Search the data for the word "marker". Reproduce every line where it is found.

# start of Supplied information

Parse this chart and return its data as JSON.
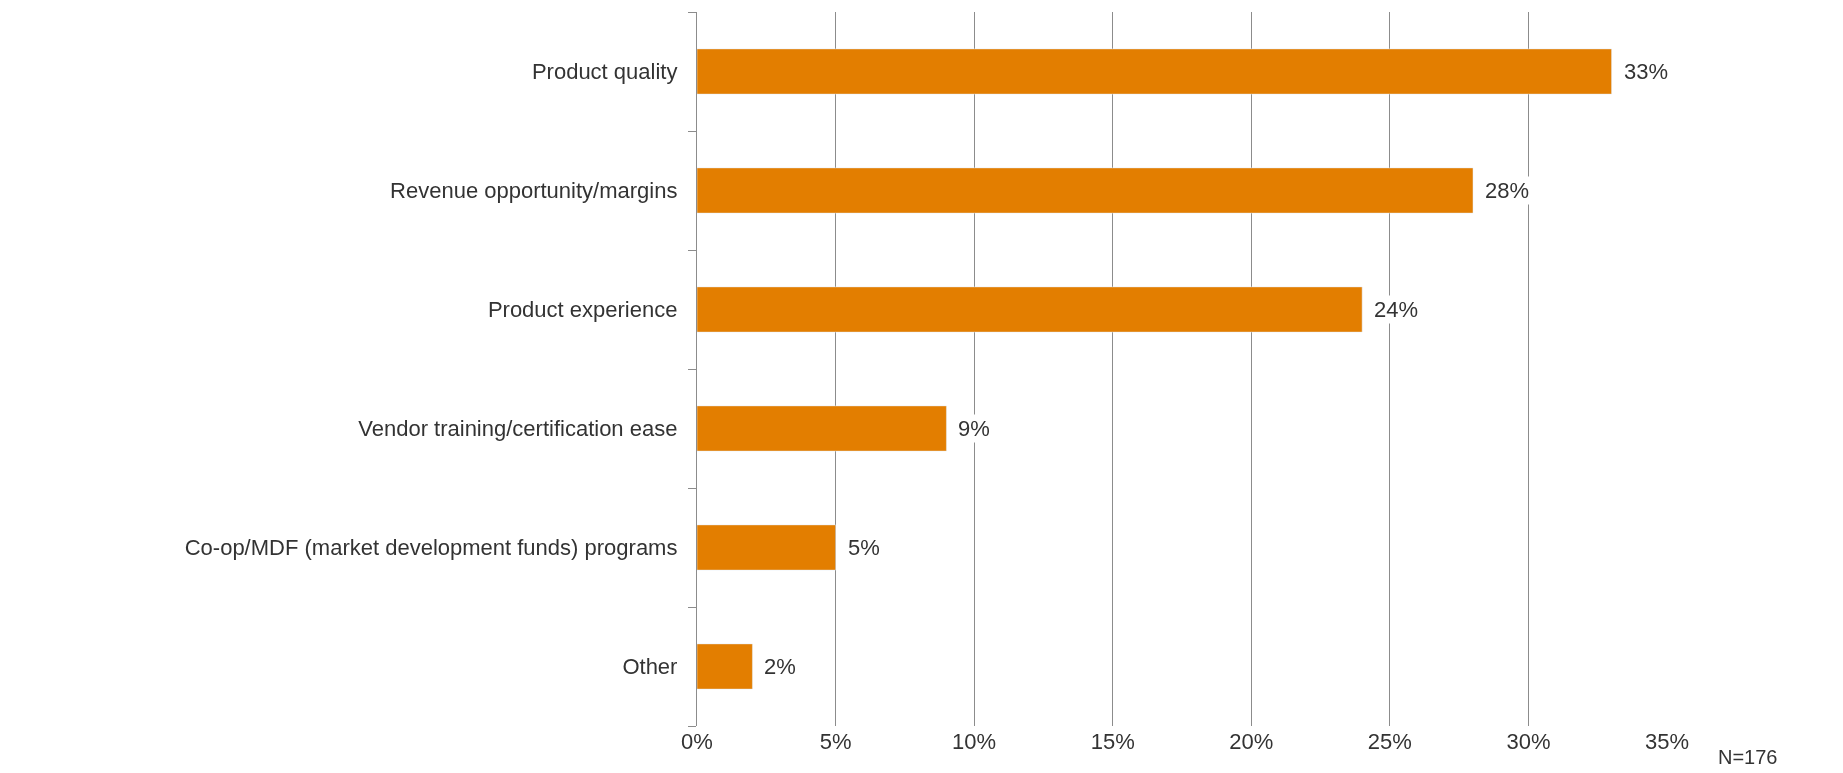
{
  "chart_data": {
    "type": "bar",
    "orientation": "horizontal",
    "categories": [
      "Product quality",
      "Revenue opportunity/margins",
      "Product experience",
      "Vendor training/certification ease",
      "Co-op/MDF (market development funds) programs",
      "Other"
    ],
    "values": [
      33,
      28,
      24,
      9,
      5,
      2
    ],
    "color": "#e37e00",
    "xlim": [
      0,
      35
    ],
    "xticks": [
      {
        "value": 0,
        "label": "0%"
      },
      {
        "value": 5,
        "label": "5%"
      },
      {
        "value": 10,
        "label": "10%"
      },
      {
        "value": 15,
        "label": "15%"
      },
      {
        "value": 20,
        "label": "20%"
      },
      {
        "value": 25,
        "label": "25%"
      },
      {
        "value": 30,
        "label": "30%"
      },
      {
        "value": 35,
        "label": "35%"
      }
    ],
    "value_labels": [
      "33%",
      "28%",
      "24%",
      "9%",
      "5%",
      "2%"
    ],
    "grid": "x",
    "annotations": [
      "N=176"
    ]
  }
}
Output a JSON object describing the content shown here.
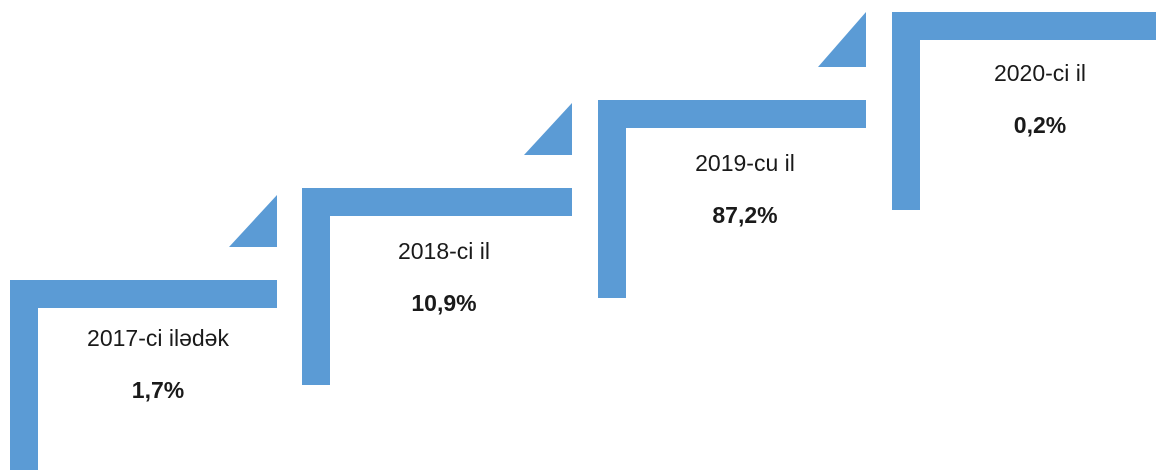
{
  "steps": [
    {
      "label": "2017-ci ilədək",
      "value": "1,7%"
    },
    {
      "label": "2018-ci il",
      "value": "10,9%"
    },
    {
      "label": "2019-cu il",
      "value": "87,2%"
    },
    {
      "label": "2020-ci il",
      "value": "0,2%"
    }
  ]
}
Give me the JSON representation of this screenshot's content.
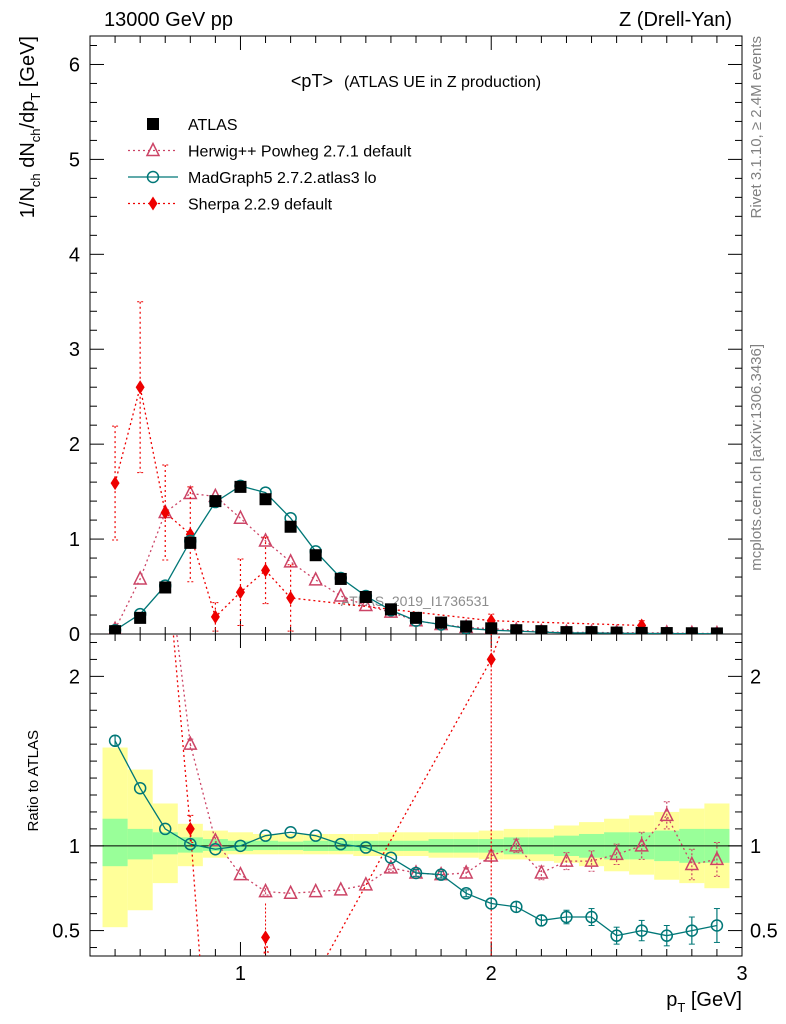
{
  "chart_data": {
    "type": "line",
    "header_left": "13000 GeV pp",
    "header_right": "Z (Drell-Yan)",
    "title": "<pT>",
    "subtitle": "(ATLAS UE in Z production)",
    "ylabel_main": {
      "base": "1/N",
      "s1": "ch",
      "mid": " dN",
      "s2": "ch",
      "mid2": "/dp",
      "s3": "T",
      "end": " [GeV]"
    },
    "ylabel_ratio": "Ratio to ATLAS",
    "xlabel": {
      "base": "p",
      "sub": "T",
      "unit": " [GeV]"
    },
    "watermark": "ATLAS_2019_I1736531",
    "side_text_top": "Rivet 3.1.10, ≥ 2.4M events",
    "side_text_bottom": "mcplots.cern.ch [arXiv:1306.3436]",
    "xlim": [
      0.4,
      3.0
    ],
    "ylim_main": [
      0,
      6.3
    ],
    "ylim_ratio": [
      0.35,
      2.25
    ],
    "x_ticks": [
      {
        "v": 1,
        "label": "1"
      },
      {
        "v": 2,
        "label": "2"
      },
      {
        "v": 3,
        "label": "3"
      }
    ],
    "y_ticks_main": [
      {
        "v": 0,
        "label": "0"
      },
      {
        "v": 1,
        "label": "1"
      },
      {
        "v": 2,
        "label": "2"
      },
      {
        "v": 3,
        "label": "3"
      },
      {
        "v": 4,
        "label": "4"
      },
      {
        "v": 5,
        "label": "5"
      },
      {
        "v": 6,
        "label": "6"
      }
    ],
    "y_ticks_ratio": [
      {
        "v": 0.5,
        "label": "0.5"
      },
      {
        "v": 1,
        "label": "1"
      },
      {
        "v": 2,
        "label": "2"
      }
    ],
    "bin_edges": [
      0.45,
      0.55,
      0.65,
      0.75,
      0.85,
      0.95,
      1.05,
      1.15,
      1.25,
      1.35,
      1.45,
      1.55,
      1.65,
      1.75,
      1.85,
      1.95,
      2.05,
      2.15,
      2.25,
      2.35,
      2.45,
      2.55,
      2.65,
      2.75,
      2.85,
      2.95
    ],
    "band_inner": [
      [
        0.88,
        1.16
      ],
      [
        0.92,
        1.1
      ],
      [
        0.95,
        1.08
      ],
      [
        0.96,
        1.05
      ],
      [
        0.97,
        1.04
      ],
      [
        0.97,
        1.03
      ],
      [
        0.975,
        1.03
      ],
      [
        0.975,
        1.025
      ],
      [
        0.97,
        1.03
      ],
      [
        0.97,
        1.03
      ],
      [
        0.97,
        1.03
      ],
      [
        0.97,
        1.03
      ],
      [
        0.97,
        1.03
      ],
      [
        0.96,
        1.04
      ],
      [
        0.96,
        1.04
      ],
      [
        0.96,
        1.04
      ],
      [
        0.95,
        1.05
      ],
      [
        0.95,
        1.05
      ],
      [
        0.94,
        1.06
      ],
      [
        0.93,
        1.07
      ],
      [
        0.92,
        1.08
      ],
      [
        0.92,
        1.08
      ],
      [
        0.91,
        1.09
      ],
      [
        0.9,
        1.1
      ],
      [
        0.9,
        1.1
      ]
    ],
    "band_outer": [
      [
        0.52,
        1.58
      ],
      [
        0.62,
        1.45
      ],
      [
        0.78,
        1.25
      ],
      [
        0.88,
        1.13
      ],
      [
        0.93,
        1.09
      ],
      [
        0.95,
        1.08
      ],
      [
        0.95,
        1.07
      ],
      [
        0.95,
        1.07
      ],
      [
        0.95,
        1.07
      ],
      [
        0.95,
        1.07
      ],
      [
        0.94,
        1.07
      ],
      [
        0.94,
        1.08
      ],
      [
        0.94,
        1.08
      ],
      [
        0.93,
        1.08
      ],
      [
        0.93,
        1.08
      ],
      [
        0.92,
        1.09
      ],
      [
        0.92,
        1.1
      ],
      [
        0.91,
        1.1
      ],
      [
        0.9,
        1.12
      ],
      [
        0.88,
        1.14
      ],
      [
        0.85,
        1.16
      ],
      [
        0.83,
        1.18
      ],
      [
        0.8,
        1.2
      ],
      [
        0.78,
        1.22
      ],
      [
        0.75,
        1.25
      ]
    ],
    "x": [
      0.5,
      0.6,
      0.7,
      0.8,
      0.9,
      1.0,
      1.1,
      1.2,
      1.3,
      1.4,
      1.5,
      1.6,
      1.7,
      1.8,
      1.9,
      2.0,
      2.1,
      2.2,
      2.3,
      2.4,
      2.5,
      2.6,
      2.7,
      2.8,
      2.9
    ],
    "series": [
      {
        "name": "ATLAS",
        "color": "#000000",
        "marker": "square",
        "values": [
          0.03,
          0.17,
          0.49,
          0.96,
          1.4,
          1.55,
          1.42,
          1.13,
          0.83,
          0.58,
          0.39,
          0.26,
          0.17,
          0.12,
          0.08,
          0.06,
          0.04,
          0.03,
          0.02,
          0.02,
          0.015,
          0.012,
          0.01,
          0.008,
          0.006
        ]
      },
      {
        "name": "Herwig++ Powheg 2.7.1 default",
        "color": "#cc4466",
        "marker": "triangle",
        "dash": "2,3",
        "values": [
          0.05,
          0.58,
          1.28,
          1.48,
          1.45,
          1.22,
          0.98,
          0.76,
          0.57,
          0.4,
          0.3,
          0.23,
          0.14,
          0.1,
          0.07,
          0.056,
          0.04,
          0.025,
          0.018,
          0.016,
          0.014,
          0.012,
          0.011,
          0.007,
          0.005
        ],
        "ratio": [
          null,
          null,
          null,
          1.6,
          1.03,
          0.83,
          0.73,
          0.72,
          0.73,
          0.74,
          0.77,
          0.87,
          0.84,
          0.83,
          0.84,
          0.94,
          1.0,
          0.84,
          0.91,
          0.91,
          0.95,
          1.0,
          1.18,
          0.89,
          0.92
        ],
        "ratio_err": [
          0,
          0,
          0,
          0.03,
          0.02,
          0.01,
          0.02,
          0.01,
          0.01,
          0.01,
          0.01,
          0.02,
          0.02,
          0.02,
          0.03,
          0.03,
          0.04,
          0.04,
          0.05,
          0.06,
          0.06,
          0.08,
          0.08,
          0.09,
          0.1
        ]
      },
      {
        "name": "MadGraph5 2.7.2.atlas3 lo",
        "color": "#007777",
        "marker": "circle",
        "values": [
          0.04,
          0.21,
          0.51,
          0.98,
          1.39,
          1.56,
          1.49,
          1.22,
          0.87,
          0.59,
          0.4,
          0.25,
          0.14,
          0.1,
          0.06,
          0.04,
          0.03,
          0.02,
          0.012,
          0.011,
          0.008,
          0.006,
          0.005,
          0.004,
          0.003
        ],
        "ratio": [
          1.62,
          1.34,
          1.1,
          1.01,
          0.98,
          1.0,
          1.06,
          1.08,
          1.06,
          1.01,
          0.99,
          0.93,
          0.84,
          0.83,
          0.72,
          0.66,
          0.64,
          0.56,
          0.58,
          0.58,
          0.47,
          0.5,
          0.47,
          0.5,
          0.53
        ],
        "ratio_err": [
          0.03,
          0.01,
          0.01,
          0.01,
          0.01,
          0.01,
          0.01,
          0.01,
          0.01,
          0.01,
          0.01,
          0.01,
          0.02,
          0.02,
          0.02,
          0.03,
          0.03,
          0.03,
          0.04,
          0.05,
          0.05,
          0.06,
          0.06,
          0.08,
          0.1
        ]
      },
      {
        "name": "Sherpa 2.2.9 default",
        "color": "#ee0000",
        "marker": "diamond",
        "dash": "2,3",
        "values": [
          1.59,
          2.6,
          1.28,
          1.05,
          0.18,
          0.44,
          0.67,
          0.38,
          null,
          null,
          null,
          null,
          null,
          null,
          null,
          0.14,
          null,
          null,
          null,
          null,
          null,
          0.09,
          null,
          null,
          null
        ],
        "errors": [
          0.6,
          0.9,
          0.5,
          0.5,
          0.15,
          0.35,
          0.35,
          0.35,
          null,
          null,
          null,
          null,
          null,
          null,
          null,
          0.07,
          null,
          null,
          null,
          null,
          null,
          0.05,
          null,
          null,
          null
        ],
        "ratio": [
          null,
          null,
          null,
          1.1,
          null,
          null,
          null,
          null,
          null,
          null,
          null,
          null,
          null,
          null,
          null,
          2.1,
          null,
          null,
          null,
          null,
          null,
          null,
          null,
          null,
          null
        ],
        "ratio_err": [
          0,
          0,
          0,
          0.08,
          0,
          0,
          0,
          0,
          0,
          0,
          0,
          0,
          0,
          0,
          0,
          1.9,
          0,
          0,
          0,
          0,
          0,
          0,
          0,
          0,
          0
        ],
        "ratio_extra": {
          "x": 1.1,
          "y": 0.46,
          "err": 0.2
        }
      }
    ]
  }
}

# end of Supplied information

▶ [Task output]:
        "marker": "square",
        "marker": "triangle",
        "marker": "circle",
        "marker": "diamond",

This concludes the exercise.